══ INFORMATION GIVEN ══
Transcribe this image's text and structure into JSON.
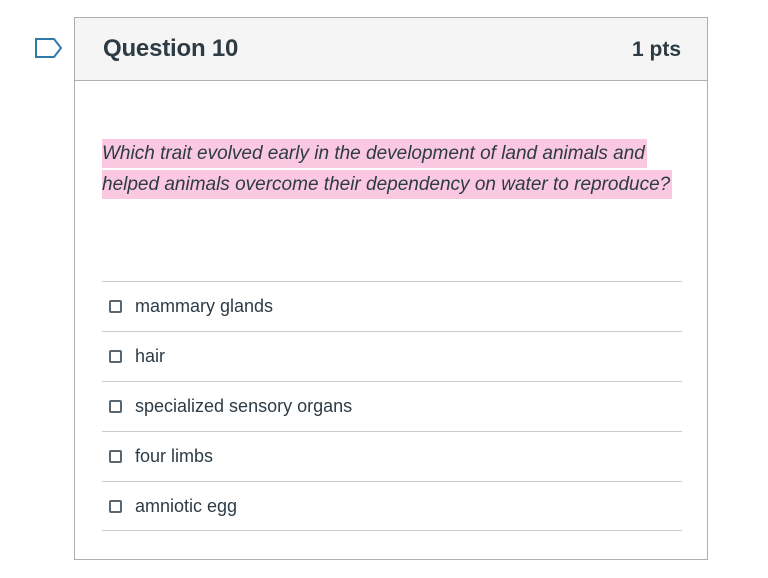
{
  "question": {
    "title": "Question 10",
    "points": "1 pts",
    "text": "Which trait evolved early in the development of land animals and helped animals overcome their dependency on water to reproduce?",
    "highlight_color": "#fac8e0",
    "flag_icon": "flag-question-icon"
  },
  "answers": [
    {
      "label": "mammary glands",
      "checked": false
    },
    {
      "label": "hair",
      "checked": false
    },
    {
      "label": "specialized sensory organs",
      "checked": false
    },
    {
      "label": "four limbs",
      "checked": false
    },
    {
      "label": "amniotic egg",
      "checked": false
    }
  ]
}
═══
PROBLEM DETAILS
Working from the listing above, pick out every line that has "text" and copy it.

THE REPLY
Transcribe this image's text and structure into JSON.
    "text": "Which trait evolved early in the development of land animals and helped animals overcome their dependency on water to reproduce?",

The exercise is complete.